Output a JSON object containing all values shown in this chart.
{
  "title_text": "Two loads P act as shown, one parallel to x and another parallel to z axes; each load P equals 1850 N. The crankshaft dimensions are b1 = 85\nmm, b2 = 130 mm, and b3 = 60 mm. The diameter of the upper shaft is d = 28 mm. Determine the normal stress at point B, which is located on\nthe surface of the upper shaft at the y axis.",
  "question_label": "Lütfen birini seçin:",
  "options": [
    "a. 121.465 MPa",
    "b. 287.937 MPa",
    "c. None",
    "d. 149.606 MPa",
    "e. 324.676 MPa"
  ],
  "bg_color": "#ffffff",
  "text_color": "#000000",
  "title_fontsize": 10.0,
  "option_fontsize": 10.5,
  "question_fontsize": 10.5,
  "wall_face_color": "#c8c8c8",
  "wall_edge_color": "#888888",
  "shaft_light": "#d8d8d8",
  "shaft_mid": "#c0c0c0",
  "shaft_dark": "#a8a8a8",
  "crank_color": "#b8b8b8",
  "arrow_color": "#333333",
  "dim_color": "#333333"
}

**The exercise:** Exactly as shown above, return every record.

**Finished task:**
Output a JSON object containing all values shown in this chart.
{
  "title_text": "Two loads P act as shown, one parallel to x and another parallel to z axes; each load P equals 1850 N. The crankshaft dimensions are b1 = 85\nmm, b2 = 130 mm, and b3 = 60 mm. The diameter of the upper shaft is d = 28 mm. Determine the normal stress at point B, which is located on\nthe surface of the upper shaft at the y axis.",
  "question_label": "Lütfen birini seçin:",
  "options": [
    "a. 121.465 MPa",
    "b. 287.937 MPa",
    "c. None",
    "d. 149.606 MPa",
    "e. 324.676 MPa"
  ],
  "bg_color": "#ffffff",
  "text_color": "#000000",
  "title_fontsize": 10.0,
  "option_fontsize": 10.5,
  "question_fontsize": 10.5,
  "wall_face_color": "#c8c8c8",
  "wall_edge_color": "#888888",
  "shaft_light": "#d8d8d8",
  "shaft_mid": "#c0c0c0",
  "shaft_dark": "#a8a8a8",
  "crank_color": "#b8b8b8",
  "arrow_color": "#333333",
  "dim_color": "#333333"
}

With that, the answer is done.